▼

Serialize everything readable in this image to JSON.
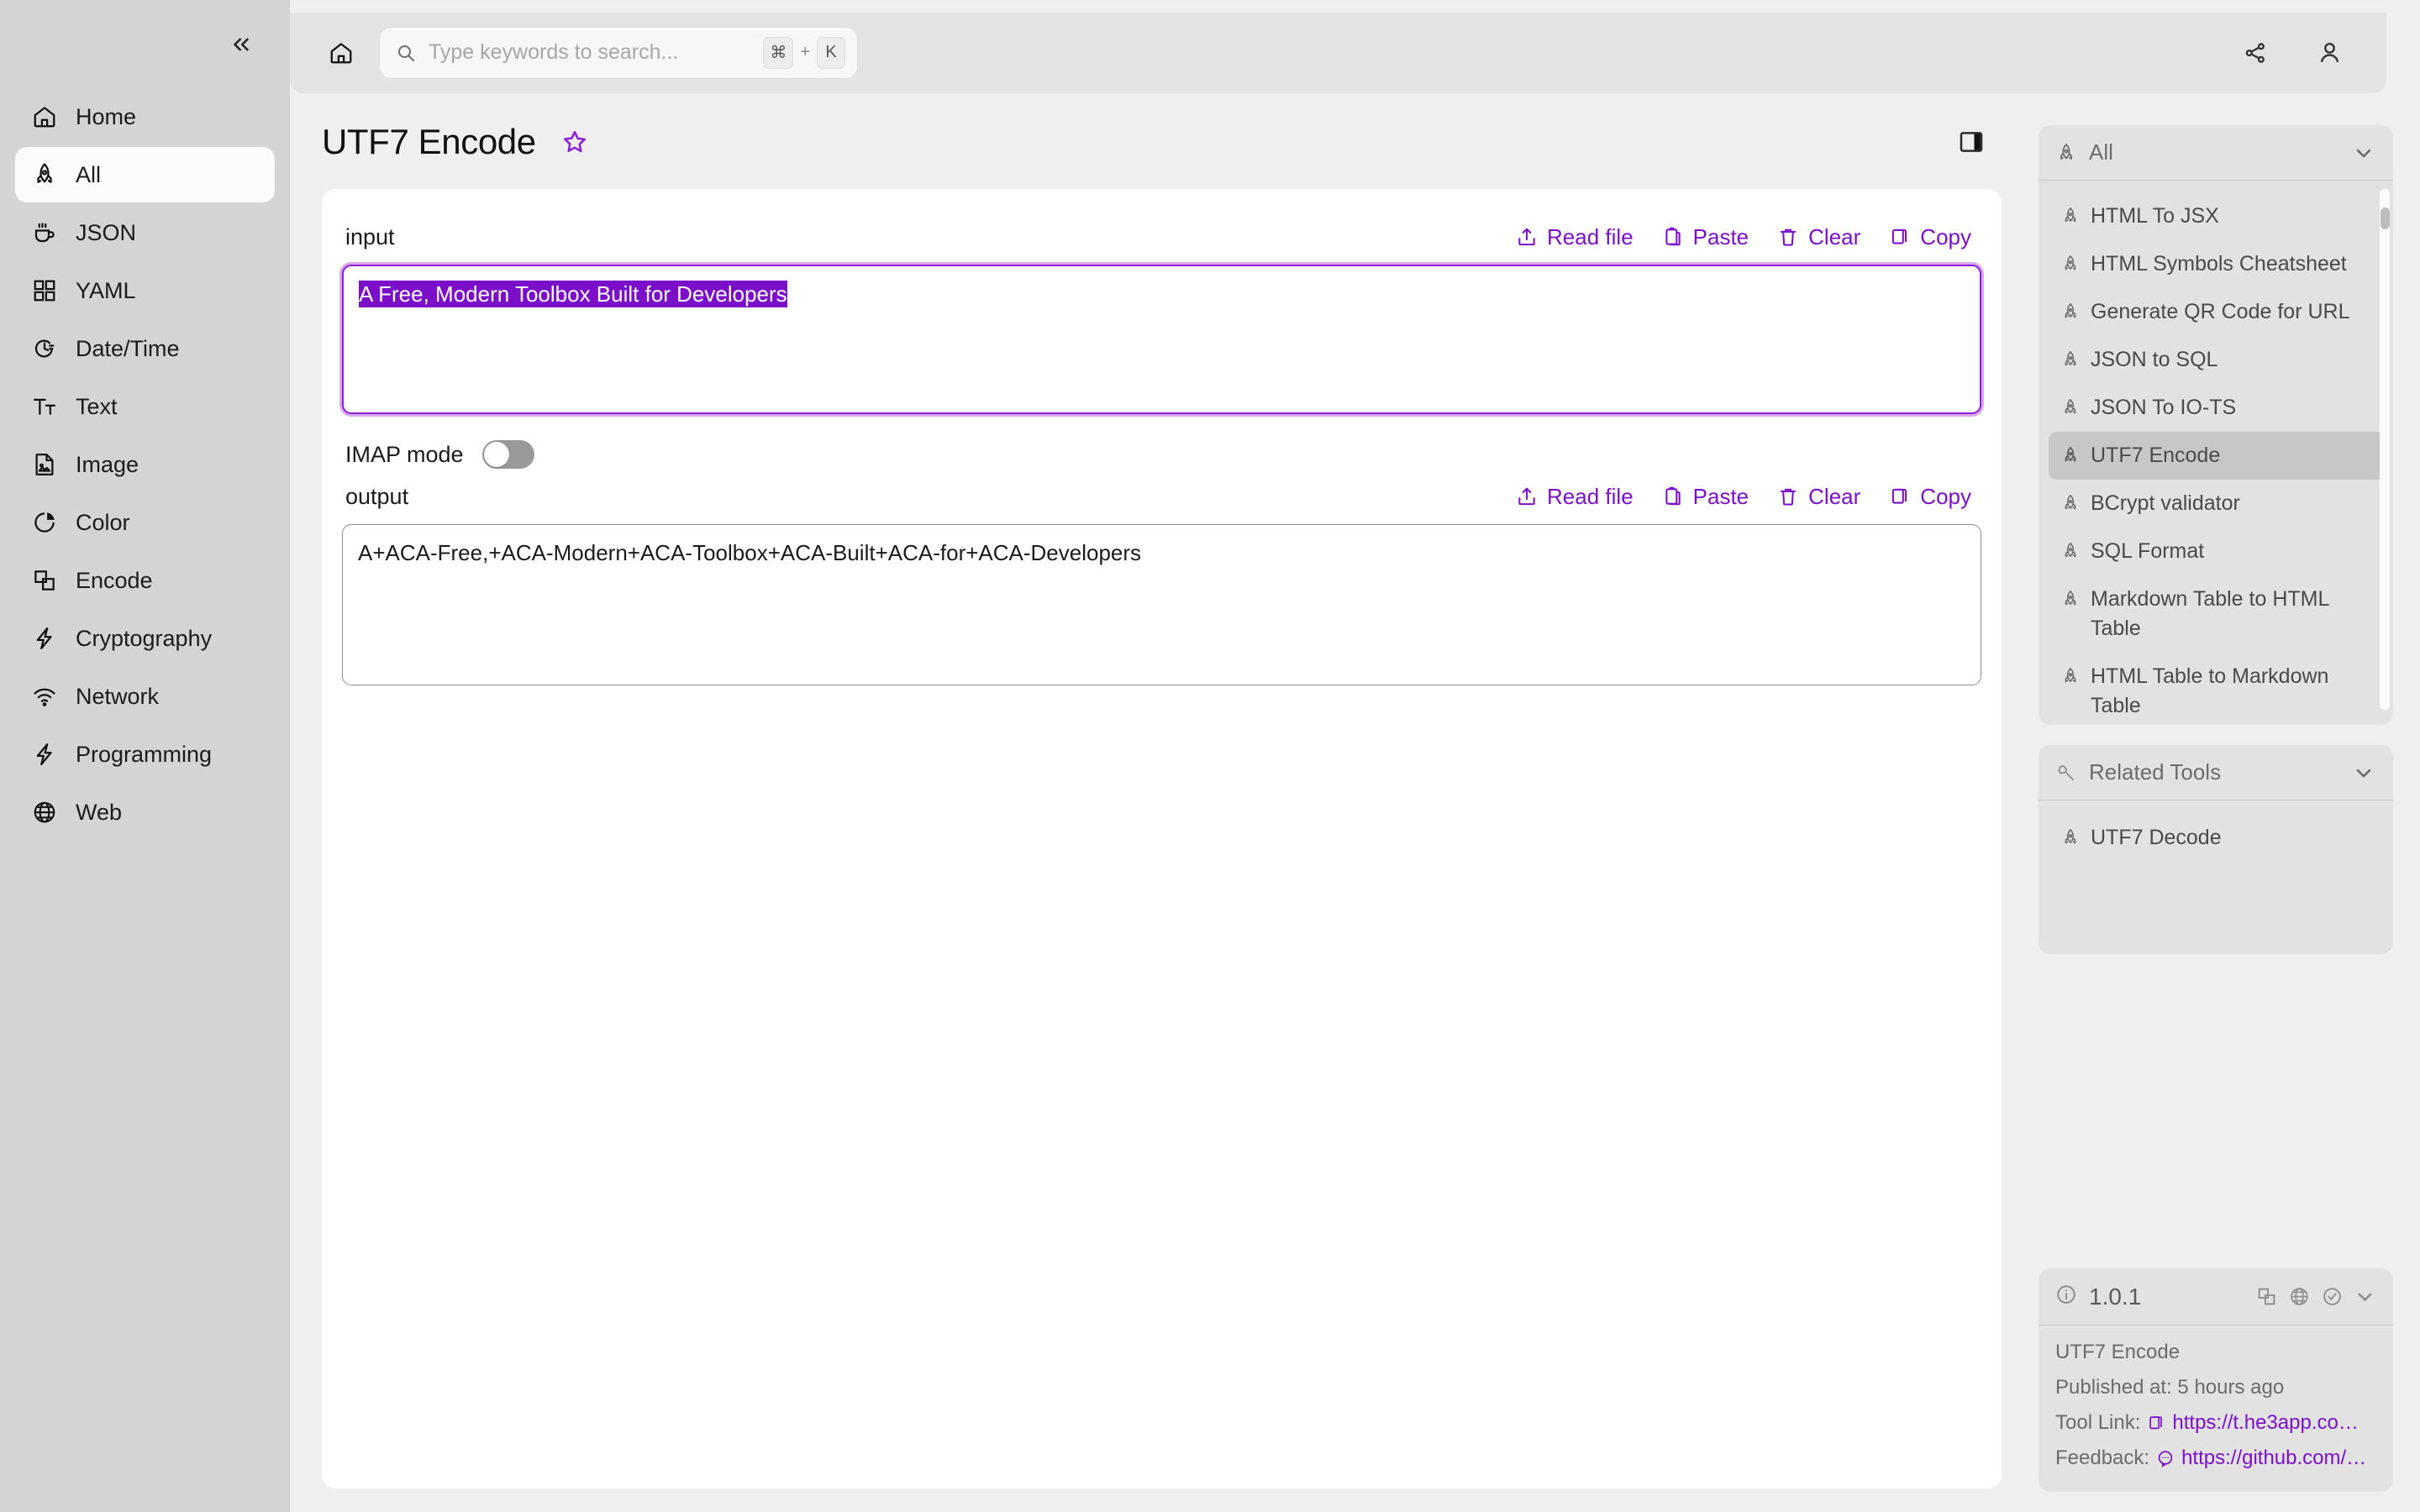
{
  "sidebar": {
    "collapse_label": "«",
    "items": [
      {
        "label": "Home",
        "icon": "home-icon",
        "active": false
      },
      {
        "label": "All",
        "icon": "rocket-icon",
        "active": true
      },
      {
        "label": "JSON",
        "icon": "coffee-icon",
        "active": false
      },
      {
        "label": "YAML",
        "icon": "grid-icon",
        "active": false
      },
      {
        "label": "Date/Time",
        "icon": "clock-icon",
        "active": false
      },
      {
        "label": "Text",
        "icon": "text-icon",
        "active": false
      },
      {
        "label": "Image",
        "icon": "image-icon",
        "active": false
      },
      {
        "label": "Color",
        "icon": "pie-chart-icon",
        "active": false
      },
      {
        "label": "Encode",
        "icon": "layers-icon",
        "active": false
      },
      {
        "label": "Cryptography",
        "icon": "bolt-icon",
        "active": false
      },
      {
        "label": "Network",
        "icon": "wifi-icon",
        "active": false
      },
      {
        "label": "Programming",
        "icon": "bolt-icon",
        "active": false
      },
      {
        "label": "Web",
        "icon": "globe-icon",
        "active": false
      }
    ]
  },
  "topbar": {
    "home_icon": "home-icon",
    "search": {
      "placeholder": "Type keywords to search...",
      "value": "",
      "kbd_meta": "⌘",
      "kbd_plus": "+",
      "kbd_key": "K"
    },
    "share_icon": "share-icon",
    "account_icon": "user-icon"
  },
  "page": {
    "title": "UTF7 Encode",
    "star_icon": "star-outline-icon",
    "panel_toggle_icon": "right-panel-toggle-icon"
  },
  "input_section": {
    "label": "input",
    "value": "A Free, Modern Toolbox Built for Developers",
    "selected": true,
    "actions": [
      {
        "label": "Read file",
        "icon": "upload-icon"
      },
      {
        "label": "Paste",
        "icon": "clipboard-icon"
      },
      {
        "label": "Clear",
        "icon": "trash-icon"
      },
      {
        "label": "Copy",
        "icon": "copy-icon"
      }
    ]
  },
  "imap": {
    "label": "IMAP mode",
    "enabled": false
  },
  "output_section": {
    "label": "output",
    "value": "A+ACA-Free,+ACA-Modern+ACA-Toolbox+ACA-Built+ACA-for+ACA-Developers",
    "actions": [
      {
        "label": "Read file",
        "icon": "upload-icon"
      },
      {
        "label": "Paste",
        "icon": "clipboard-icon"
      },
      {
        "label": "Clear",
        "icon": "trash-icon"
      },
      {
        "label": "Copy",
        "icon": "copy-icon"
      }
    ]
  },
  "all_panel": {
    "title": "All",
    "head_icon": "rocket-icon",
    "chevron_icon": "chevron-down-icon",
    "items": [
      {
        "label": "HTML To JSX",
        "selected": false
      },
      {
        "label": "HTML Symbols Cheatsheet",
        "selected": false
      },
      {
        "label": "Generate QR Code for URL",
        "selected": false
      },
      {
        "label": "JSON to SQL",
        "selected": false
      },
      {
        "label": "JSON To IO-TS",
        "selected": false
      },
      {
        "label": "UTF7 Encode",
        "selected": true
      },
      {
        "label": "BCrypt validator",
        "selected": false
      },
      {
        "label": "SQL Format",
        "selected": false
      },
      {
        "label": "Markdown Table to HTML Table",
        "selected": false
      },
      {
        "label": "HTML Table to Markdown Table",
        "selected": false
      }
    ]
  },
  "related_panel": {
    "title": "Related Tools",
    "head_icon": "wrench-icon",
    "chevron_icon": "chevron-down-icon",
    "items": [
      {
        "label": "UTF7 Decode"
      }
    ]
  },
  "version_panel": {
    "version": "1.0.1",
    "info_icon": "info-circle-icon",
    "icons": [
      "copy-icon",
      "globe-icon",
      "check-circle-icon",
      "chevron-down-icon"
    ],
    "tool_name": "UTF7 Encode",
    "published": "Published at: 5 hours ago",
    "tool_link_label": "Tool Link:",
    "tool_link_value": "https://t.he3app.co…",
    "feedback_label": "Feedback:",
    "feedback_value": "https://github.com/…"
  },
  "colors": {
    "accent": "#7b10c9",
    "focus_border": "#8c1ed6",
    "selection": "#7b0fc9",
    "sidebar_bg": "#d4d4d4",
    "page_bg": "#efefef",
    "rail_card_bg": "#e2e2e2"
  }
}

▲

**Task brief:** Set each line of the records down exactly, leaving every picture out.

**Full answer:**
Serialize everything readable in this image to JSON.
{
  "sidebar": {
    "collapse_label": "«",
    "items": [
      {
        "label": "Home",
        "icon": "home-icon",
        "active": false
      },
      {
        "label": "All",
        "icon": "rocket-icon",
        "active": true
      },
      {
        "label": "JSON",
        "icon": "coffee-icon",
        "active": false
      },
      {
        "label": "YAML",
        "icon": "grid-icon",
        "active": false
      },
      {
        "label": "Date/Time",
        "icon": "clock-icon",
        "active": false
      },
      {
        "label": "Text",
        "icon": "text-icon",
        "active": false
      },
      {
        "label": "Image",
        "icon": "image-icon",
        "active": false
      },
      {
        "label": "Color",
        "icon": "pie-chart-icon",
        "active": false
      },
      {
        "label": "Encode",
        "icon": "layers-icon",
        "active": false
      },
      {
        "label": "Cryptography",
        "icon": "bolt-icon",
        "active": false
      },
      {
        "label": "Network",
        "icon": "wifi-icon",
        "active": false
      },
      {
        "label": "Programming",
        "icon": "bolt-icon",
        "active": false
      },
      {
        "label": "Web",
        "icon": "globe-icon",
        "active": false
      }
    ]
  },
  "topbar": {
    "home_icon": "home-icon",
    "search": {
      "placeholder": "Type keywords to search...",
      "value": "",
      "kbd_meta": "⌘",
      "kbd_plus": "+",
      "kbd_key": "K"
    },
    "share_icon": "share-icon",
    "account_icon": "user-icon"
  },
  "page": {
    "title": "UTF7 Encode",
    "star_icon": "star-outline-icon",
    "panel_toggle_icon": "right-panel-toggle-icon"
  },
  "input_section": {
    "label": "input",
    "value": "A Free, Modern Toolbox Built for Developers",
    "selected": true,
    "actions": [
      {
        "label": "Read file",
        "icon": "upload-icon"
      },
      {
        "label": "Paste",
        "icon": "clipboard-icon"
      },
      {
        "label": "Clear",
        "icon": "trash-icon"
      },
      {
        "label": "Copy",
        "icon": "copy-icon"
      }
    ]
  },
  "imap": {
    "label": "IMAP mode",
    "enabled": false
  },
  "output_section": {
    "label": "output",
    "value": "A+ACA-Free,+ACA-Modern+ACA-Toolbox+ACA-Built+ACA-for+ACA-Developers",
    "actions": [
      {
        "label": "Read file",
        "icon": "upload-icon"
      },
      {
        "label": "Paste",
        "icon": "clipboard-icon"
      },
      {
        "label": "Clear",
        "icon": "trash-icon"
      },
      {
        "label": "Copy",
        "icon": "copy-icon"
      }
    ]
  },
  "all_panel": {
    "title": "All",
    "head_icon": "rocket-icon",
    "chevron_icon": "chevron-down-icon",
    "items": [
      {
        "label": "HTML To JSX",
        "selected": false
      },
      {
        "label": "HTML Symbols Cheatsheet",
        "selected": false
      },
      {
        "label": "Generate QR Code for URL",
        "selected": false
      },
      {
        "label": "JSON to SQL",
        "selected": false
      },
      {
        "label": "JSON To IO-TS",
        "selected": false
      },
      {
        "label": "UTF7 Encode",
        "selected": true
      },
      {
        "label": "BCrypt validator",
        "selected": false
      },
      {
        "label": "SQL Format",
        "selected": false
      },
      {
        "label": "Markdown Table to HTML Table",
        "selected": false
      },
      {
        "label": "HTML Table to Markdown Table",
        "selected": false
      }
    ]
  },
  "related_panel": {
    "title": "Related Tools",
    "head_icon": "wrench-icon",
    "chevron_icon": "chevron-down-icon",
    "items": [
      {
        "label": "UTF7 Decode"
      }
    ]
  },
  "version_panel": {
    "version": "1.0.1",
    "info_icon": "info-circle-icon",
    "icons": [
      "copy-icon",
      "globe-icon",
      "check-circle-icon",
      "chevron-down-icon"
    ],
    "tool_name": "UTF7 Encode",
    "published": "Published at: 5 hours ago",
    "tool_link_label": "Tool Link:",
    "tool_link_value": "https://t.he3app.co…",
    "feedback_label": "Feedback:",
    "feedback_value": "https://github.com/…"
  },
  "colors": {
    "accent": "#7b10c9",
    "focus_border": "#8c1ed6",
    "selection": "#7b0fc9",
    "sidebar_bg": "#d4d4d4",
    "page_bg": "#efefef",
    "rail_card_bg": "#e2e2e2"
  }
}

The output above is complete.